_What the task asks:_ Select the lines that contain "title" and copy each of them.

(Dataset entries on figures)
— BEGIN —
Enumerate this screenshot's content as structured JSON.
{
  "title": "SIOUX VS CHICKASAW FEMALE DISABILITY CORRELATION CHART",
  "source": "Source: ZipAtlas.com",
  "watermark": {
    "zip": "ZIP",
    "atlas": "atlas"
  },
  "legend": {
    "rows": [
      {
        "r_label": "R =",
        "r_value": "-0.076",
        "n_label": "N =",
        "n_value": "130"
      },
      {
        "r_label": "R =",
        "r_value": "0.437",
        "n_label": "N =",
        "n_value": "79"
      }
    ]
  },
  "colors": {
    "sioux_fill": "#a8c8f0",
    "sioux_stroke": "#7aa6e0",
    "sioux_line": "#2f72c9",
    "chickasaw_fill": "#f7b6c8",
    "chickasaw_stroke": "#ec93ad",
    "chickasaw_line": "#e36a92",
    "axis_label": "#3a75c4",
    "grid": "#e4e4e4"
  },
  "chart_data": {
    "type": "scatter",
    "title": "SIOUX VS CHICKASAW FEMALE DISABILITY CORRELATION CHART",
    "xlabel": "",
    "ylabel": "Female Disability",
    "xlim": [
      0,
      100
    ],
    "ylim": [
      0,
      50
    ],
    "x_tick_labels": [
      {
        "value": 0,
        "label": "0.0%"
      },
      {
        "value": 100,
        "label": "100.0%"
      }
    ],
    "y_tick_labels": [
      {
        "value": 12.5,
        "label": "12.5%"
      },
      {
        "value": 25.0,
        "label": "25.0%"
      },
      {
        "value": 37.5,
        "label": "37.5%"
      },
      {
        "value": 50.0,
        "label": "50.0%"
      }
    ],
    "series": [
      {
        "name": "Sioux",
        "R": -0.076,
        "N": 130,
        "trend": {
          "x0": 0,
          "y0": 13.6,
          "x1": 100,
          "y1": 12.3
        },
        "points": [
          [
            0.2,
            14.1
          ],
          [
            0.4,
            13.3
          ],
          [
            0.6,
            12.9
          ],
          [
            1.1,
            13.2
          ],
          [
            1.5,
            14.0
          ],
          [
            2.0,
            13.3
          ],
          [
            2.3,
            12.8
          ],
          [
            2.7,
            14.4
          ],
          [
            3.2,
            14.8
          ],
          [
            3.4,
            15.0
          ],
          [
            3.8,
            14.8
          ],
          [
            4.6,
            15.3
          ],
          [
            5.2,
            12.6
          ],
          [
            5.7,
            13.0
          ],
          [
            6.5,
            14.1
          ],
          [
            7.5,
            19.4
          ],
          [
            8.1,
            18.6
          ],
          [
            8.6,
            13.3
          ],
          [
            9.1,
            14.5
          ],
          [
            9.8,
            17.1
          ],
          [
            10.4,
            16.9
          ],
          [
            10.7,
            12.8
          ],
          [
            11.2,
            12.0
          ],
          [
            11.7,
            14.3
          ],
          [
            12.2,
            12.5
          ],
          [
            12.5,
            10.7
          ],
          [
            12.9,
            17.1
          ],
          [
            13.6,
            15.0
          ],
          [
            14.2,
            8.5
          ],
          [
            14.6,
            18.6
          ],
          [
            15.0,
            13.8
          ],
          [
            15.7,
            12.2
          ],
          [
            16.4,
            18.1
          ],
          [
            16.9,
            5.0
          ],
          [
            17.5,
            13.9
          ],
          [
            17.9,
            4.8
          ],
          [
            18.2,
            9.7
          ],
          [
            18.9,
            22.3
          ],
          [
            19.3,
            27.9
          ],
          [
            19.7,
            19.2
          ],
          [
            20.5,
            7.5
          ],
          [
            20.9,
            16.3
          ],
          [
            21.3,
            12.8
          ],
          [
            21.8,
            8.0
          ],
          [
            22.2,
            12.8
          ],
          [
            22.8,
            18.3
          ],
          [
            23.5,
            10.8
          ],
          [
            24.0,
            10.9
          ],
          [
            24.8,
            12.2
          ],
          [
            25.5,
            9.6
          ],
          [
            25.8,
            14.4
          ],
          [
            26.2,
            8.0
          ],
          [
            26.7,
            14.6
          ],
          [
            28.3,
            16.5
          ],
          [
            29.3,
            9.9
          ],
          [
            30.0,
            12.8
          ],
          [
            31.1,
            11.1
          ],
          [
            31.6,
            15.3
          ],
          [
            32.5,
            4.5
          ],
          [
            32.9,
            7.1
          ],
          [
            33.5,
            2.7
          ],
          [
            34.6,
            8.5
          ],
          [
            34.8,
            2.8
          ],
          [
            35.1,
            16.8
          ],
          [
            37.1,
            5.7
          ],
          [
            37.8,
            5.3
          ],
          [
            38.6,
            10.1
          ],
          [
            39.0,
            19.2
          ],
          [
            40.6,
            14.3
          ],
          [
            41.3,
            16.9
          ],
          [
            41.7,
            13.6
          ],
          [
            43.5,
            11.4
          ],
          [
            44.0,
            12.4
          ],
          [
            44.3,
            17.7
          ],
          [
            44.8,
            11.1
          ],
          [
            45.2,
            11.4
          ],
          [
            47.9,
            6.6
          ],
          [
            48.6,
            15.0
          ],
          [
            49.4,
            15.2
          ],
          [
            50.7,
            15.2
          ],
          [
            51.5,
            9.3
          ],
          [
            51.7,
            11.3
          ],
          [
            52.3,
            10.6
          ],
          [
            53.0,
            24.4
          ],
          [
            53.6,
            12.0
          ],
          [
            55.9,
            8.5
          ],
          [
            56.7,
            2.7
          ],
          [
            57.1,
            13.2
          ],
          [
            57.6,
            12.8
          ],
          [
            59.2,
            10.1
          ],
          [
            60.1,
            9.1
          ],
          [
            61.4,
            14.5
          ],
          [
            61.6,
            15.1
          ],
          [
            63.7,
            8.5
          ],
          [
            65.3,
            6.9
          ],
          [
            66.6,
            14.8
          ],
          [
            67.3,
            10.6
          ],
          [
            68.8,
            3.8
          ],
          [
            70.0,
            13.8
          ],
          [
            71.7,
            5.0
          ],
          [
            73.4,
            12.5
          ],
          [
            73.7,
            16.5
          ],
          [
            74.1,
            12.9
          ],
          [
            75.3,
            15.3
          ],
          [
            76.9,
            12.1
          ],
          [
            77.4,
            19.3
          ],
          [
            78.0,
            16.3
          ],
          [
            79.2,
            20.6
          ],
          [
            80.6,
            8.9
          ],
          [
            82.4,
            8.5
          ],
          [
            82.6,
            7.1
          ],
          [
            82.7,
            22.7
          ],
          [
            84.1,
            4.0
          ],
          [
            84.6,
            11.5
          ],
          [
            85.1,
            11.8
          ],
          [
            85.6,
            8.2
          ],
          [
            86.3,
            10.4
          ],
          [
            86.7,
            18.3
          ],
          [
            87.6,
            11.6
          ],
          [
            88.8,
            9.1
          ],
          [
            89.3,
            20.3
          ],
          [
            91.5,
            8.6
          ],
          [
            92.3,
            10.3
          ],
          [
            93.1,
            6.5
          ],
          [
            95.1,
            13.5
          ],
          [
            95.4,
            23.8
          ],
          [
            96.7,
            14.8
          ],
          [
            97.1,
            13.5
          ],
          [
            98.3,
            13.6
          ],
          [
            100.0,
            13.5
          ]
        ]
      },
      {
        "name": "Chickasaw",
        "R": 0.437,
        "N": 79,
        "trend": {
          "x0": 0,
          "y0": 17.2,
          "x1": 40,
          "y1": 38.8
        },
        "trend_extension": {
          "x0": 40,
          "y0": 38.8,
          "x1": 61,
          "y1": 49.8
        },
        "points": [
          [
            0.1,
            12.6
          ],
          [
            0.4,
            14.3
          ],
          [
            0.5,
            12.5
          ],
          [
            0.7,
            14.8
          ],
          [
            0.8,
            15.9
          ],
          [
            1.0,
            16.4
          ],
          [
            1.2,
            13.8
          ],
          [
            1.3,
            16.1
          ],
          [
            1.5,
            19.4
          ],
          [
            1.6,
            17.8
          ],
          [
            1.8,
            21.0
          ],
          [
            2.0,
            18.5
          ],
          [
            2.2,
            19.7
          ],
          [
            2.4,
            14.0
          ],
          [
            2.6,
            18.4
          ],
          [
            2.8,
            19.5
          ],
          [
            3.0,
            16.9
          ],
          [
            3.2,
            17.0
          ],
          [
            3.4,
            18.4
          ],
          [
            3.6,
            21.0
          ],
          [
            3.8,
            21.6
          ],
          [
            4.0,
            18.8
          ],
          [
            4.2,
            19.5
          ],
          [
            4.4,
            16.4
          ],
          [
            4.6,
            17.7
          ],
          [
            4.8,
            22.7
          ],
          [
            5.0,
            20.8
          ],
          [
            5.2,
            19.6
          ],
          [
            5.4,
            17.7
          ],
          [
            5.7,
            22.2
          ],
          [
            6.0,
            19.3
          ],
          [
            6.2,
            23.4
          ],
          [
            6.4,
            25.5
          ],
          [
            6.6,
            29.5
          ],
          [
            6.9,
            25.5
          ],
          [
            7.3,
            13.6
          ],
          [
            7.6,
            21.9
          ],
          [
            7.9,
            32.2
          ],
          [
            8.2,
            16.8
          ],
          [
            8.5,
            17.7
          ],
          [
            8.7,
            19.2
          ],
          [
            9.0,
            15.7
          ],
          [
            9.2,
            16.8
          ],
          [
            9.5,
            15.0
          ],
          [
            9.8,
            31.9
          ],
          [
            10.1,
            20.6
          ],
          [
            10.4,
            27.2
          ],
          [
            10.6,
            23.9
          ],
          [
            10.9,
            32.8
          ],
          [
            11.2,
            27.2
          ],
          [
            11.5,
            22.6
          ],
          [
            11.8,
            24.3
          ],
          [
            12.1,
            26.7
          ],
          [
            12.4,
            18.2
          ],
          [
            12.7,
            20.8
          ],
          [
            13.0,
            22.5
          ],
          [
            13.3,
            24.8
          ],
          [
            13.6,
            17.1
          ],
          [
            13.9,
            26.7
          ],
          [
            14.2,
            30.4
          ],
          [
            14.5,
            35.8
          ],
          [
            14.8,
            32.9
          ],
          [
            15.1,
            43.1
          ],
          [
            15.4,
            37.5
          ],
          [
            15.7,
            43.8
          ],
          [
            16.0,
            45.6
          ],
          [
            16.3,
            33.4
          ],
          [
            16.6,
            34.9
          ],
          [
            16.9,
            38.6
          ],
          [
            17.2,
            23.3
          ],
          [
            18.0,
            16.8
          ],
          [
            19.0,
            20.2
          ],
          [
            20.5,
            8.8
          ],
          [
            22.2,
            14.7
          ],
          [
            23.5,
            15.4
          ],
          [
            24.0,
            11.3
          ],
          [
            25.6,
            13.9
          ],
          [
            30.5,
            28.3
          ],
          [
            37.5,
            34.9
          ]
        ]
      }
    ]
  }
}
— END —
_Written response:_
  "title": "SIOUX VS CHICKASAW FEMALE DISABILITY CORRELATION CHART",
    "title": "SIOUX VS CHICKASAW FEMALE DISABILITY CORRELATION CHART",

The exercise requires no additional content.